Work instructions - Write out the whole listing word for word.

(Records contained in a dataset)
■ ■ ■ ■ ■ ■ ■

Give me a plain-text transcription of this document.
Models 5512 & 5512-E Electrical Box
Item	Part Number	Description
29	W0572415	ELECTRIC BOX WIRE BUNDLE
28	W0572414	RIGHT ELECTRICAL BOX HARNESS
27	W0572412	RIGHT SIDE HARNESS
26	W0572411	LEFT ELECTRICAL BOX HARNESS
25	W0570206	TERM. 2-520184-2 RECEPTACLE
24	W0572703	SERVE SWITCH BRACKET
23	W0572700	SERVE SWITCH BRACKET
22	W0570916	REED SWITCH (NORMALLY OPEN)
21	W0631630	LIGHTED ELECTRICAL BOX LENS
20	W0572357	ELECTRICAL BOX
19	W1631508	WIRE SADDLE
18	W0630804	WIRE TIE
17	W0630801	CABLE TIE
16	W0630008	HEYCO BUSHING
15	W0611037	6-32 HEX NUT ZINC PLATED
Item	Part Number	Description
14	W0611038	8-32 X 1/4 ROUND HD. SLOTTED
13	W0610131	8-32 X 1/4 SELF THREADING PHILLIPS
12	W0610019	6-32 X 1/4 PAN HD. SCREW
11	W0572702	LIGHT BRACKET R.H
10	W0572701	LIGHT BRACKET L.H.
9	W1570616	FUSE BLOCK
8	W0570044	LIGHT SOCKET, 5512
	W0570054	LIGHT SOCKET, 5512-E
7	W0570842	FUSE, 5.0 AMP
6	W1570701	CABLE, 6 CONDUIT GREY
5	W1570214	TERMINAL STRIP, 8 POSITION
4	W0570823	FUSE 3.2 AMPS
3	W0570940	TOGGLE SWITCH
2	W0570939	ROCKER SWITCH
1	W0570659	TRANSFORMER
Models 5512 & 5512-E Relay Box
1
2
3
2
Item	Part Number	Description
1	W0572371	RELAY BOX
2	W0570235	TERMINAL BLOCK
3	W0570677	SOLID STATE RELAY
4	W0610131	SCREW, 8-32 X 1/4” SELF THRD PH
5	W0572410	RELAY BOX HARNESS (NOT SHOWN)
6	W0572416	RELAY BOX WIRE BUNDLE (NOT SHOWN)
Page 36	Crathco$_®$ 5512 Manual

■ ■ ■ ■ ■ ■ ■

Answer -
Give me a plain-text transcription of this document.
Models 5512 & 5512-E Electrical Box
Item	Part Number	Description
29	W0572415	ELECTRIC BOX WIRE BUNDLE
28	W0572414	RIGHT ELECTRICAL BOX HARNESS
27	W0572412	RIGHT SIDE HARNESS
26	W0572411	LEFT ELECTRICAL BOX HARNESS
25	W0570206	TERM. 2-520184-2 RECEPTACLE
24	W0572703	SERVE SWITCH BRACKET
23	W0572700	SERVE SWITCH BRACKET
22	W0570916	REED SWITCH (NORMALLY OPEN)
21	W0631630	LIGHTED ELECTRICAL BOX LENS
20	W0572357	ELECTRICAL BOX
19	W1631508	WIRE SADDLE
18	W0630804	WIRE TIE
17	W0630801	CABLE TIE
16	W0630008	HEYCO BUSHING
15	W0611037	6-32 HEX NUT ZINC PLATED
Item	Part Number	Description
14	W0611038	8-32 X 1/4 ROUND HD. SLOTTED
13	W0610131	8-32 X 1/4 SELF THREADING PHILLIPS
12	W0610019	6-32 X 1/4 PAN HD. SCREW
11	W0572702	LIGHT BRACKET R.H
10	W0572701	LIGHT BRACKET L.H.
9	W1570616	FUSE BLOCK
8	W0570044	LIGHT SOCKET, 5512
	W0570054	LIGHT SOCKET, 5512-E
7	W0570842	FUSE, 5.0 AMP
6	W1570701	CABLE, 6 CONDUIT GREY
5	W1570214	TERMINAL STRIP, 8 POSITION
4	W0570823	FUSE 3.2 AMPS
3	W0570940	TOGGLE SWITCH
2	W0570939	ROCKER SWITCH
1	W0570659	TRANSFORMER
Models 5512 & 5512-E Relay Box
1
2
3
2
Item	Part Number	Description
1	W0572371	RELAY BOX
2	W0570235	TERMINAL BLOCK
3	W0570677	SOLID STATE RELAY
4	W0610131	SCREW, 8-32 X 1/4” SELF THRD PH
5	W0572410	RELAY BOX HARNESS (NOT SHOWN)
6	W0572416	RELAY BOX WIRE BUNDLE (NOT SHOWN)
Page 36	Crathco$_®$ 5512 Manual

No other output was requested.